§ Data provided
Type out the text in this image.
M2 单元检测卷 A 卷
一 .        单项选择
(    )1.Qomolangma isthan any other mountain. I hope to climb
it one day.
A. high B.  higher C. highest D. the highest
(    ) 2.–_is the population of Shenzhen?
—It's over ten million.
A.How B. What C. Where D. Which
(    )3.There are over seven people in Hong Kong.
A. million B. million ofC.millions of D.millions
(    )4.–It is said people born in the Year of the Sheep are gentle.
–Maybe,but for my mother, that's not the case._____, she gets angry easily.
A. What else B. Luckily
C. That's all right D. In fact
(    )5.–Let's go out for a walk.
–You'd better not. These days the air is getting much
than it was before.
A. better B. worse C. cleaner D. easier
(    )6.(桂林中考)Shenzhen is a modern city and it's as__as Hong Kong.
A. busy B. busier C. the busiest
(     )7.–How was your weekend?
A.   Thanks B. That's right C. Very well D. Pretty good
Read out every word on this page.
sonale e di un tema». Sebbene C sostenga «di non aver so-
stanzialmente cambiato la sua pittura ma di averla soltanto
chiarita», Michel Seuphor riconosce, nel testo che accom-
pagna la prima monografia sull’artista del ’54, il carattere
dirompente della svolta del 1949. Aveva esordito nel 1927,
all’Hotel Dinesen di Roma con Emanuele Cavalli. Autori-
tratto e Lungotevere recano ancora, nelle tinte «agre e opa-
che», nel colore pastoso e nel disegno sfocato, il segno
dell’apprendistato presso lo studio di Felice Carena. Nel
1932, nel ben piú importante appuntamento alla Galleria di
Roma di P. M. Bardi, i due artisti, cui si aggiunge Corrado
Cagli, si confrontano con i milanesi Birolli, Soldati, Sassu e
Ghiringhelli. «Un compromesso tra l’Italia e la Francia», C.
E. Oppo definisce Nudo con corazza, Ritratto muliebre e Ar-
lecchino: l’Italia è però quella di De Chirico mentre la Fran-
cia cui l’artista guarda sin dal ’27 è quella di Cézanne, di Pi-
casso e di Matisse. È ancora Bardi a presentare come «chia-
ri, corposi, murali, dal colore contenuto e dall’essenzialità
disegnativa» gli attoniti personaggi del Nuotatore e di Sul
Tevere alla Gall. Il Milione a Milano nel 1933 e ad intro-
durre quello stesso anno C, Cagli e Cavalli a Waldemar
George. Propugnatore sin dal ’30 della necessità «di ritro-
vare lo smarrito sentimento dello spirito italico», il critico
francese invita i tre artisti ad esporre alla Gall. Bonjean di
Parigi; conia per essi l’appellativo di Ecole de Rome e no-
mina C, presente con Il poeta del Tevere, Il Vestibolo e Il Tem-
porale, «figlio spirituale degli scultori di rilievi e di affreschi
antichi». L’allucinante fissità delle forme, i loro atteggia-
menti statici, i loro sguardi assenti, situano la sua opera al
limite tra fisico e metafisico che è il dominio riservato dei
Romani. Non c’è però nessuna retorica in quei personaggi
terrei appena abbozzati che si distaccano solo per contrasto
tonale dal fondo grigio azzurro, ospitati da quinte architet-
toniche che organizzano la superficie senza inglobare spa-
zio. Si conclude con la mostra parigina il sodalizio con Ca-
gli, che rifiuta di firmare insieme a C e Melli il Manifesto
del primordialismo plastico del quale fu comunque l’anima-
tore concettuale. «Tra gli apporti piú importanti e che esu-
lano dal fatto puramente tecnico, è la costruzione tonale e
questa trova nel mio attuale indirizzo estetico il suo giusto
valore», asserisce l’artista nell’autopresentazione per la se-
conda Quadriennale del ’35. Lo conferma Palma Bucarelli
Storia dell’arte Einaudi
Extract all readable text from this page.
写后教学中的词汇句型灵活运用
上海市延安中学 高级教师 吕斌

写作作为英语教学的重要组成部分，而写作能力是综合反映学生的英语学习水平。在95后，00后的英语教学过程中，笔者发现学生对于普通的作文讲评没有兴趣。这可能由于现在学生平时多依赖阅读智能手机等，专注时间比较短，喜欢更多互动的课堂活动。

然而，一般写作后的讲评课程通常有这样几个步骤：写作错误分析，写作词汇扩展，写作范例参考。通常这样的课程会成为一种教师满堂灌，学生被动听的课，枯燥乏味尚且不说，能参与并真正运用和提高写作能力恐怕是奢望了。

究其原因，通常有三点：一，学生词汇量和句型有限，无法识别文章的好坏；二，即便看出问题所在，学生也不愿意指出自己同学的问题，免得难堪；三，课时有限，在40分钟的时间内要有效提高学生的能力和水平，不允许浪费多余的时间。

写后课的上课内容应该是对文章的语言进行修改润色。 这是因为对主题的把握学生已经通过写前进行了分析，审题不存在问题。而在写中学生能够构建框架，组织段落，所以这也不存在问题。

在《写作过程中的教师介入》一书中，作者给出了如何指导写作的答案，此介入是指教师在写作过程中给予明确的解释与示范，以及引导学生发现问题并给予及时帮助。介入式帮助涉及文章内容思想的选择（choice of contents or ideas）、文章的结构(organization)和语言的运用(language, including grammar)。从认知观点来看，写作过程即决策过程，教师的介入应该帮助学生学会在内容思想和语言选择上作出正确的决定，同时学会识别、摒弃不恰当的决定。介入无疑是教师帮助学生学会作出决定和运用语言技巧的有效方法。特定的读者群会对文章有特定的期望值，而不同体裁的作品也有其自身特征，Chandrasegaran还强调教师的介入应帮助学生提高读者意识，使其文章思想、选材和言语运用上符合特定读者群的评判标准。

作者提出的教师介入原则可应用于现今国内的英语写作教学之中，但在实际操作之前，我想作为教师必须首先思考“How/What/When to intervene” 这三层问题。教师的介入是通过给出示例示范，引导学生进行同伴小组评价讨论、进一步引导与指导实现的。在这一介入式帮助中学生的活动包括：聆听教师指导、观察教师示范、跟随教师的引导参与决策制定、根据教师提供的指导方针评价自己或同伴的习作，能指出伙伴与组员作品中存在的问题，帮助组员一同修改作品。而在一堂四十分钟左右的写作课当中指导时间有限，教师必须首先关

§ What to work on
Every entry above needs to be quoted exactly.

§ Answer to this task
Type out the text in this image.
M2 单元检测卷 A 卷
一 .        单项选择
(    )1.Qomolangma isthan any other mountain. I hope to climb
it one day.
A. high B.  higher C. highest D. the highest
(    ) 2.–_is the population of Shenzhen?
—It's over ten million.
A.How B. What C. Where D. Which
(    )3.There are over seven people in Hong Kong.
A. million B. million ofC.millions of D.millions
(    )4.–It is said people born in the Year of the Sheep are gentle.
–Maybe,but for my mother, that's not the case._____, she gets angry easily.
A. What else B. Luckily
C. That's all right D. In fact
(    )5.–Let's go out for a walk.
–You'd better not. These days the air is getting much
than it was before.
A. better B. worse C. cleaner D. easier
(    )6.(桂林中考)Shenzhen is a modern city and it's as__as Hong Kong.
A. busy B. busier C. the busiest
(     )7.–How was your weekend?
A.   Thanks B. That's right C. Very well D. Pretty good
Read out every word on this page.
sonale e di un tema». Sebbene C sostenga «di non aver so-
stanzialmente cambiato la sua pittura ma di averla soltanto
chiarita», Michel Seuphor riconosce, nel testo che accom-
pagna la prima monografia sull’artista del ’54, il carattere
dirompente della svolta del 1949. Aveva esordito nel 1927,
all’Hotel Dinesen di Roma con Emanuele Cavalli. Autori-
tratto e Lungotevere recano ancora, nelle tinte «agre e opa-
che», nel colore pastoso e nel disegno sfocato, il segno
dell’apprendistato presso lo studio di Felice Carena. Nel
1932, nel ben piú importante appuntamento alla Galleria di
Roma di P. M. Bardi, i due artisti, cui si aggiunge Corrado
Cagli, si confrontano con i milanesi Birolli, Soldati, Sassu e
Ghiringhelli. «Un compromesso tra l’Italia e la Francia», C.
E. Oppo definisce Nudo con corazza, Ritratto muliebre e Ar-
lecchino: l’Italia è però quella di De Chirico mentre la Fran-
cia cui l’artista guarda sin dal ’27 è quella di Cézanne, di Pi-
casso e di Matisse. È ancora Bardi a presentare come «chia-
ri, corposi, murali, dal colore contenuto e dall’essenzialità
disegnativa» gli attoniti personaggi del Nuotatore e di Sul
Tevere alla Gall. Il Milione a Milano nel 1933 e ad intro-
durre quello stesso anno C, Cagli e Cavalli a Waldemar
George. Propugnatore sin dal ’30 della necessità «di ritro-
vare lo smarrito sentimento dello spirito italico», il critico
francese invita i tre artisti ad esporre alla Gall. Bonjean di
Parigi; conia per essi l’appellativo di Ecole de Rome e no-
mina C, presente con Il poeta del Tevere, Il Vestibolo e Il Tem-
porale, «figlio spirituale degli scultori di rilievi e di affreschi
antichi». L’allucinante fissità delle forme, i loro atteggia-
menti statici, i loro sguardi assenti, situano la sua opera al
limite tra fisico e metafisico che è il dominio riservato dei
Romani. Non c’è però nessuna retorica in quei personaggi
terrei appena abbozzati che si distaccano solo per contrasto
tonale dal fondo grigio azzurro, ospitati da quinte architet-
toniche che organizzano la superficie senza inglobare spa-
zio. Si conclude con la mostra parigina il sodalizio con Ca-
gli, che rifiuta di firmare insieme a C e Melli il Manifesto
del primordialismo plastico del quale fu comunque l’anima-
tore concettuale. «Tra gli apporti piú importanti e che esu-
lano dal fatto puramente tecnico, è la costruzione tonale e
questa trova nel mio attuale indirizzo estetico il suo giusto
valore», asserisce l’artista nell’autopresentazione per la se-
conda Quadriennale del ’35. Lo conferma Palma Bucarelli
Storia dell’arte Einaudi
Extract all readable text from this page.
写后教学中的词汇句型灵活运用
上海市延安中学 高级教师 吕斌

写作作为英语教学的重要组成部分，而写作能力是综合反映学生的英语学习水平。在95后，00后的英语教学过程中，笔者发现学生对于普通的作文讲评没有兴趣。这可能由于现在学生平时多依赖阅读智能手机等，专注时间比较短，喜欢更多互动的课堂活动。

然而，一般写作后的讲评课程通常有这样几个步骤：写作错误分析，写作词汇扩展，写作范例参考。通常这样的课程会成为一种教师满堂灌，学生被动听的课，枯燥乏味尚且不说，能参与并真正运用和提高写作能力恐怕是奢望了。

究其原因，通常有三点：一，学生词汇量和句型有限，无法识别文章的好坏；二，即便看出问题所在，学生也不愿意指出自己同学的问题，免得难堪；三，课时有限，在40分钟的时间内要有效提高学生的能力和水平，不允许浪费多余的时间。

写后课的上课内容应该是对文章的语言进行修改润色。 这是因为对主题的把握学生已经通过写前进行了分析，审题不存在问题。而在写中学生能够构建框架，组织段落，所以这也不存在问题。

在《写作过程中的教师介入》一书中，作者给出了如何指导写作的答案，此介入是指教师在写作过程中给予明确的解释与示范，以及引导学生发现问题并给予及时帮助。介入式帮助涉及文章内容思想的选择（choice of contents or ideas）、文章的结构(organization)和语言的运用(language, including grammar)。从认知观点来看，写作过程即决策过程，教师的介入应该帮助学生学会在内容思想和语言选择上作出正确的决定，同时学会识别、摒弃不恰当的决定。介入无疑是教师帮助学生学会作出决定和运用语言技巧的有效方法。特定的读者群会对文章有特定的期望值，而不同体裁的作品也有其自身特征，Chandrasegaran还强调教师的介入应帮助学生提高读者意识，使其文章思想、选材和言语运用上符合特定读者群的评判标准。

作者提出的教师介入原则可应用于现今国内的英语写作教学之中，但在实际操作之前，我想作为教师必须首先思考“How/What/When to intervene” 这三层问题。教师的介入是通过给出示例示范，引导学生进行同伴小组评价讨论、进一步引导与指导实现的。在这一介入式帮助中学生的活动包括：聆听教师指导、观察教师示范、跟随教师的引导参与决策制定、根据教师提供的指导方针评价自己或同伴的习作，能指出伙伴与组员作品中存在的问题，帮助组员一同修改作品。而在一堂四十分钟左右的写作课当中指导时间有限，教师必须首先关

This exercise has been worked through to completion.